>> Start Record excerpts

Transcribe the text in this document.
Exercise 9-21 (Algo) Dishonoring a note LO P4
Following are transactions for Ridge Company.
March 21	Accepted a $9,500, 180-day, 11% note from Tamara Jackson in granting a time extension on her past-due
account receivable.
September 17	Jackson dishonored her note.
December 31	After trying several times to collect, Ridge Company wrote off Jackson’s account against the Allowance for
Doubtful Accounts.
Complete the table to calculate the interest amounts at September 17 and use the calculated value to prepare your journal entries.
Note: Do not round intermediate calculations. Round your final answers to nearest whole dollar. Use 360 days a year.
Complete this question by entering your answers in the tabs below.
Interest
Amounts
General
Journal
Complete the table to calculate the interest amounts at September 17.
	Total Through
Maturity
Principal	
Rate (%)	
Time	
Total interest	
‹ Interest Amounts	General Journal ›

>> End Record excerpts
>> Start Record excerpts

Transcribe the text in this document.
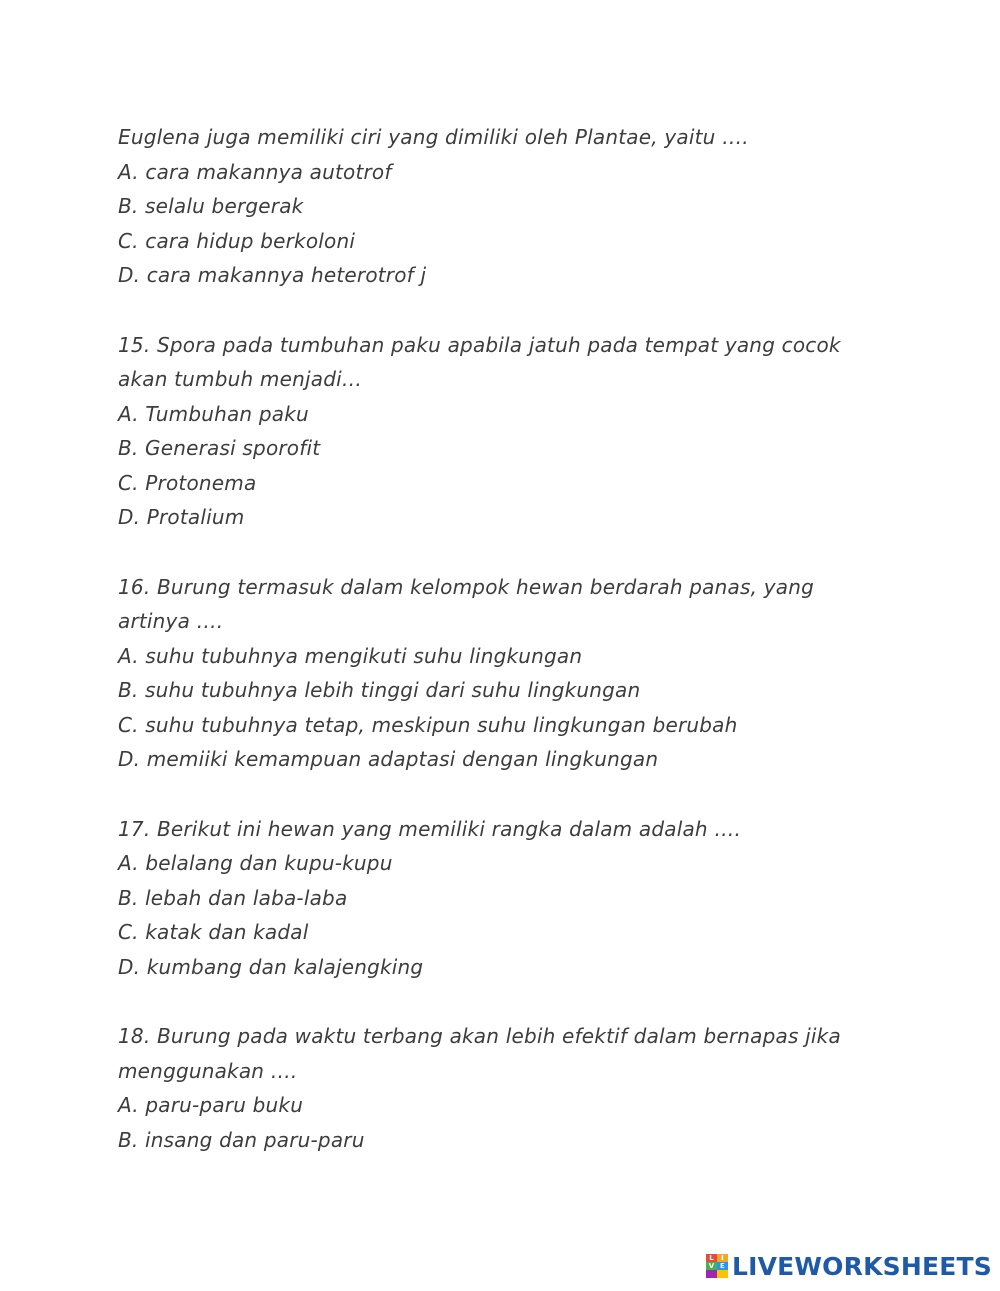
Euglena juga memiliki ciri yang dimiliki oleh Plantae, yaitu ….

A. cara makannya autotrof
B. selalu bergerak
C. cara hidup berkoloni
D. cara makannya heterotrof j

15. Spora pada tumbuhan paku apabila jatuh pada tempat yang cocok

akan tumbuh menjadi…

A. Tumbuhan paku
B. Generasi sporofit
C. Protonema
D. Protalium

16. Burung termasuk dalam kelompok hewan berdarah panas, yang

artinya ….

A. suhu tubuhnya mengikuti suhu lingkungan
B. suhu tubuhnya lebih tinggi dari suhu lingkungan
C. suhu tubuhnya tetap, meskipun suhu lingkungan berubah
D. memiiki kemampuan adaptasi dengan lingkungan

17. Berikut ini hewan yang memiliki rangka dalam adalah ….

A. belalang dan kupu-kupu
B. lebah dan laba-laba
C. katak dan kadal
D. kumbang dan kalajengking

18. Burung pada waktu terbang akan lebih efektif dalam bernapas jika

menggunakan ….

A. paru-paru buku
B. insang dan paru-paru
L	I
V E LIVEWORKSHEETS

>> End Record excerpts

* **Given request**
Gather every line from the listing above in which "General" appears, and copy those lines.

* **Solution**
General
‹ Interest Amounts	General Journal ›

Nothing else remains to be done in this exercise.